DIRECTIONS. Search the data below for "Checks"; list each line that holds it.

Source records
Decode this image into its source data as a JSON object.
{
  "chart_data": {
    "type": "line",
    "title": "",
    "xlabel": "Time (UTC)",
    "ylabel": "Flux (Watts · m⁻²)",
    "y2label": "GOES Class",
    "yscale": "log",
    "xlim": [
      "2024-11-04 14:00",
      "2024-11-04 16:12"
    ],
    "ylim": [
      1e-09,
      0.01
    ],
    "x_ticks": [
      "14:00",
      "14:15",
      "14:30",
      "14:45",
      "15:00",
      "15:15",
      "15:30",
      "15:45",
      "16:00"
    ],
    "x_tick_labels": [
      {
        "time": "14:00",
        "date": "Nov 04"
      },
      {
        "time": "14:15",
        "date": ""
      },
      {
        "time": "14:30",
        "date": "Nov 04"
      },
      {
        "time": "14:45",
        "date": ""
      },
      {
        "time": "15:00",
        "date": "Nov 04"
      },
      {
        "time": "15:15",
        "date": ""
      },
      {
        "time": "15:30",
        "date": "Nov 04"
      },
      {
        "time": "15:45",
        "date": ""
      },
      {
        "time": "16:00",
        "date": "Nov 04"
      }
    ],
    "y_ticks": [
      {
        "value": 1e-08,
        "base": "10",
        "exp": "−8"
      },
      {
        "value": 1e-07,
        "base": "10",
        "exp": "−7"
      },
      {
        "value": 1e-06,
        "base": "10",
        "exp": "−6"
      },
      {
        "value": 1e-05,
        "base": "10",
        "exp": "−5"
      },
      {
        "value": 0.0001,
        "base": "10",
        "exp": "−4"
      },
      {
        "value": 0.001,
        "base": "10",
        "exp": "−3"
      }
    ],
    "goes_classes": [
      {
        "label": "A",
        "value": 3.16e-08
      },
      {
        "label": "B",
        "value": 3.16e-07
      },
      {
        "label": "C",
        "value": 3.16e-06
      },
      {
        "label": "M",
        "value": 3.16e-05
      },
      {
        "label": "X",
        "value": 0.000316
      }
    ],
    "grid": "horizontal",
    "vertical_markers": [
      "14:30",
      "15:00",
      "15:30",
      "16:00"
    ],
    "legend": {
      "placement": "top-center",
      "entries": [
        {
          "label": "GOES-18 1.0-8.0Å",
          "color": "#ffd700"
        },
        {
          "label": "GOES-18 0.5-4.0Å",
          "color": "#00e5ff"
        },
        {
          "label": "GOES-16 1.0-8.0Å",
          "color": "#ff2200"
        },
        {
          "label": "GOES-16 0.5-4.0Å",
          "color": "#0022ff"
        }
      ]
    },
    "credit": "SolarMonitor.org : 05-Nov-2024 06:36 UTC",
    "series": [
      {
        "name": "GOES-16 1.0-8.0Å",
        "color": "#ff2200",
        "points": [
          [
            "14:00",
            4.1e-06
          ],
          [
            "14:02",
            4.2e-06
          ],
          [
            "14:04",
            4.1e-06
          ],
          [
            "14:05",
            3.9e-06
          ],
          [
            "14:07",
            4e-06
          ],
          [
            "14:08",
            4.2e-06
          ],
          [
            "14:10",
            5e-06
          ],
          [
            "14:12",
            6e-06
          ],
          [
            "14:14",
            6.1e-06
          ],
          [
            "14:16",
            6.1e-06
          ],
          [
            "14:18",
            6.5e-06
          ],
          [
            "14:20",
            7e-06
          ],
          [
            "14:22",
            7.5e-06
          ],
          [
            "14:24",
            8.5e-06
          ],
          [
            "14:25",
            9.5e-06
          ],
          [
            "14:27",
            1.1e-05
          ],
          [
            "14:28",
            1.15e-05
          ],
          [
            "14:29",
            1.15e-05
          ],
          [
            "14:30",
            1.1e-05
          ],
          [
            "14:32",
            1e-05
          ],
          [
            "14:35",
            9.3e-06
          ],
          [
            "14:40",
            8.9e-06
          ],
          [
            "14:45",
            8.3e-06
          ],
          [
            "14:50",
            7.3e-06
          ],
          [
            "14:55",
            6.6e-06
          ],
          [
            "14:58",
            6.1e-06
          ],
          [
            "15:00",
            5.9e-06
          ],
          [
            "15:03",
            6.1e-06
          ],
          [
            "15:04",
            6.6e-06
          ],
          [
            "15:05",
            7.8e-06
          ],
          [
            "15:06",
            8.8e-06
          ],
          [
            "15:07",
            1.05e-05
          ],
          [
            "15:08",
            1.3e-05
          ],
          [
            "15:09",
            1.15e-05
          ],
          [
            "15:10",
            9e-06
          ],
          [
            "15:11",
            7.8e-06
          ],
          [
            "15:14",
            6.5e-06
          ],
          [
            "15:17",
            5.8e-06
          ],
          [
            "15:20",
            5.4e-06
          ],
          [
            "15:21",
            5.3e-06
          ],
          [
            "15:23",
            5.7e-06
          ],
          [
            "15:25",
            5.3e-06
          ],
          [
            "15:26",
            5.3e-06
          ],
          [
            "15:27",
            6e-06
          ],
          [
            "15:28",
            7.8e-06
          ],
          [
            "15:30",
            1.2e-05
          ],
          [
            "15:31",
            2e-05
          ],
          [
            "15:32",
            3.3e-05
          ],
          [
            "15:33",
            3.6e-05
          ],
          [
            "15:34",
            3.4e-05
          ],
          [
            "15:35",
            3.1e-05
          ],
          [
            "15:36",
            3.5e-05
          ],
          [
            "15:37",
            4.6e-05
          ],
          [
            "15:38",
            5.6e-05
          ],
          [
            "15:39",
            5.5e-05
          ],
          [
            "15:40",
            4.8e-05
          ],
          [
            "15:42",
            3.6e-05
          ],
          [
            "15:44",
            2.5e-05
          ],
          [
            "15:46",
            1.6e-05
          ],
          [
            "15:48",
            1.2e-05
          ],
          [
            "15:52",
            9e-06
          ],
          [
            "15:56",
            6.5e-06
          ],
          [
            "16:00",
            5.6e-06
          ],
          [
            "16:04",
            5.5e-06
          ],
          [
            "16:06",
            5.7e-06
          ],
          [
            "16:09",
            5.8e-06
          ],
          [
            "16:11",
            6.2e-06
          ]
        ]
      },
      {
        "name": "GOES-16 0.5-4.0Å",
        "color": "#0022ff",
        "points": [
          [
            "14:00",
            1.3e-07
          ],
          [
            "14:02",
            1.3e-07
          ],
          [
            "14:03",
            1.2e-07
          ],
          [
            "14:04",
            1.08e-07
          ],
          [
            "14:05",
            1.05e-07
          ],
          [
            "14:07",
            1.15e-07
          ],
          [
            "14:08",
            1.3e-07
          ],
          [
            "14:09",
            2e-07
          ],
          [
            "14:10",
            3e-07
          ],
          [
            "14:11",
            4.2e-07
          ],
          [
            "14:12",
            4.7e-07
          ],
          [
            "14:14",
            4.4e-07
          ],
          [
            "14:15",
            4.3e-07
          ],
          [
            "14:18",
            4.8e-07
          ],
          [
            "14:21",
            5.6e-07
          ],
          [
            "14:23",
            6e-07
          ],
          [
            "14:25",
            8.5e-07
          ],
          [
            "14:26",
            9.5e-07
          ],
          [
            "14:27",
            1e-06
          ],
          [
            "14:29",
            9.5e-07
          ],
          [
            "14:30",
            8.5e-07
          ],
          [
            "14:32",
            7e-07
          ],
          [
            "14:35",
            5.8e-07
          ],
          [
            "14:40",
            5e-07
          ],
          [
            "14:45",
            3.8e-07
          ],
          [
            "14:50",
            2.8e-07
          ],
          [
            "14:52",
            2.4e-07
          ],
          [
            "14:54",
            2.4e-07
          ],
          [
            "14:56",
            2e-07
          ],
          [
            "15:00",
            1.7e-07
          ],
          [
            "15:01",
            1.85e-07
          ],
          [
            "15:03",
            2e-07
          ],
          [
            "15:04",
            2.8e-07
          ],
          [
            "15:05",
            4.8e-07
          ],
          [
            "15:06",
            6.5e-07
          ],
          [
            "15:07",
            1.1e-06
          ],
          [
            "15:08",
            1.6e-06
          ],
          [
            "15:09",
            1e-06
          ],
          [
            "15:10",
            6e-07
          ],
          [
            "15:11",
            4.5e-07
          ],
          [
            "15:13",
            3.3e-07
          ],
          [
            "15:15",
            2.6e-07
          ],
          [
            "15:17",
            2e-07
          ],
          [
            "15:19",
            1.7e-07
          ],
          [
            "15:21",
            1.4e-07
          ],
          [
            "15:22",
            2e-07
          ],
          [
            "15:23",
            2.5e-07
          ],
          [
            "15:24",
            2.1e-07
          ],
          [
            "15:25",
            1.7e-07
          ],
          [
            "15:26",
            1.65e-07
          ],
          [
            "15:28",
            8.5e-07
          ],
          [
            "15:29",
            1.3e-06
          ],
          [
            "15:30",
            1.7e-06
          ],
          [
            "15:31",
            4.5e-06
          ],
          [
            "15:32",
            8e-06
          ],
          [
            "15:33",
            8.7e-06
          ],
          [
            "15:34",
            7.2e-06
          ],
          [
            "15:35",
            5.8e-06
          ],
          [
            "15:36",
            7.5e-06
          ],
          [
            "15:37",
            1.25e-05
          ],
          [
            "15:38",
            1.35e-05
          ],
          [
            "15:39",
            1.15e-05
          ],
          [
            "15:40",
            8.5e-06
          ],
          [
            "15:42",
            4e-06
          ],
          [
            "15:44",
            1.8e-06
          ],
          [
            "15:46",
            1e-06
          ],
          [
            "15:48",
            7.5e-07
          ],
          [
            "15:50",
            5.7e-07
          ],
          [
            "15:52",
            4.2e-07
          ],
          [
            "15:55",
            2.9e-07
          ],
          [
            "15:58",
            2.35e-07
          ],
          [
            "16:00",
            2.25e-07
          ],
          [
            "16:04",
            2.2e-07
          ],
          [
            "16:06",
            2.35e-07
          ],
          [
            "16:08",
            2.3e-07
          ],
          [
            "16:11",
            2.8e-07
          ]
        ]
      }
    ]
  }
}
...
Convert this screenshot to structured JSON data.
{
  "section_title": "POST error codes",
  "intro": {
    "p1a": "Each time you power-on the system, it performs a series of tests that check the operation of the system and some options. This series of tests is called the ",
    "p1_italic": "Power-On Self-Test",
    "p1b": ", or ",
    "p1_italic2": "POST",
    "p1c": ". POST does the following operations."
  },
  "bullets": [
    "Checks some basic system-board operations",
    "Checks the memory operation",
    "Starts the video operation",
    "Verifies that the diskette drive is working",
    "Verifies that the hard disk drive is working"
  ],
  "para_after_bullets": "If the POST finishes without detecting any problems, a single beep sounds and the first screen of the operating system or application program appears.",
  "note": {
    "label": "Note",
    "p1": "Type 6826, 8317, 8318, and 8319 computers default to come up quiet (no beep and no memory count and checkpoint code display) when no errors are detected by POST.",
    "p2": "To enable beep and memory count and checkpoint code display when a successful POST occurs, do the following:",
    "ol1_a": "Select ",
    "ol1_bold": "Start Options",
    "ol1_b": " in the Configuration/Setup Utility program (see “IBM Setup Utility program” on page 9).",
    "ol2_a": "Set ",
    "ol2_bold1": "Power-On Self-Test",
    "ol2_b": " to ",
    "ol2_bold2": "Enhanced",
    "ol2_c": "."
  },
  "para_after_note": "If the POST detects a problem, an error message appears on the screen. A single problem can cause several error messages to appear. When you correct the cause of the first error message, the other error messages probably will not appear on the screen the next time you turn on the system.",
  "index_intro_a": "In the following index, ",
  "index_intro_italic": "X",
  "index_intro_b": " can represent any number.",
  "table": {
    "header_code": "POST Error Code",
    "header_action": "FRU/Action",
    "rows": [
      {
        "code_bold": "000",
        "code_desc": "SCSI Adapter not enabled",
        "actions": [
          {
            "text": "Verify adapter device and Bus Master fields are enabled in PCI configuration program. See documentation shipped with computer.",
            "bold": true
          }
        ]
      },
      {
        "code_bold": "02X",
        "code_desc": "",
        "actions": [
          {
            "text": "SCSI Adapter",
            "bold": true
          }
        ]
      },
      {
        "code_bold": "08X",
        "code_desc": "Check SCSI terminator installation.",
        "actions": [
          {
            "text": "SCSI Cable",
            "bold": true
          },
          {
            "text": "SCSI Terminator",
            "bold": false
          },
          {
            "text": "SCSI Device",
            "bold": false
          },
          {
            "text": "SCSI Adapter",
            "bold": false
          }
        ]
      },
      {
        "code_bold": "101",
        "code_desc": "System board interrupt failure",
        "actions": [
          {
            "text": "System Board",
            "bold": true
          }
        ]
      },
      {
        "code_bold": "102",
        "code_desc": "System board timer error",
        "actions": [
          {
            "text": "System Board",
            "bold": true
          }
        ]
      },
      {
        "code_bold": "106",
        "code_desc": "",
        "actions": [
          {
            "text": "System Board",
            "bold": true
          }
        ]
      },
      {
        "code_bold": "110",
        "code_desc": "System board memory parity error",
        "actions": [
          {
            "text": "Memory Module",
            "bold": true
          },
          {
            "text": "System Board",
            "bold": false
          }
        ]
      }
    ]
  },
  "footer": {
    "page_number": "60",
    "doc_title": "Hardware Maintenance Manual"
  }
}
...
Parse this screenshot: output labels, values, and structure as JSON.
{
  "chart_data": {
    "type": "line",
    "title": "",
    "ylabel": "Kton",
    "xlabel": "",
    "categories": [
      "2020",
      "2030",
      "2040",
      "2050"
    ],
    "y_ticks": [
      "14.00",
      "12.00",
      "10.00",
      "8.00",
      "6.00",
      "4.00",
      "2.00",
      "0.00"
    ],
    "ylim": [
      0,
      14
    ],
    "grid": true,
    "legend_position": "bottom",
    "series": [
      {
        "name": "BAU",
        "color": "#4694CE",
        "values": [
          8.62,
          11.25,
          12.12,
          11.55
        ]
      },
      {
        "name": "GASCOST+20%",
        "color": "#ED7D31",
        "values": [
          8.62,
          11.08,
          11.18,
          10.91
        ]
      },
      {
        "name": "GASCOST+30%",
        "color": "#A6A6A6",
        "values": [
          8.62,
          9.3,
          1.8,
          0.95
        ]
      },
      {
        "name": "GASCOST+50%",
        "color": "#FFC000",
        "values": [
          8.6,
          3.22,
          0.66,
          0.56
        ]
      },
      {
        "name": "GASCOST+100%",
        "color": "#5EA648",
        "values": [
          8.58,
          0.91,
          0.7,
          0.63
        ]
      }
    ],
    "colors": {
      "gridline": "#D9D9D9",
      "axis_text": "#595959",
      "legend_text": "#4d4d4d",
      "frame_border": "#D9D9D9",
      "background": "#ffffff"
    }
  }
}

THE COMPLETED TASK.
    "Checks some basic system-board operations",
    "Checks the memory operation",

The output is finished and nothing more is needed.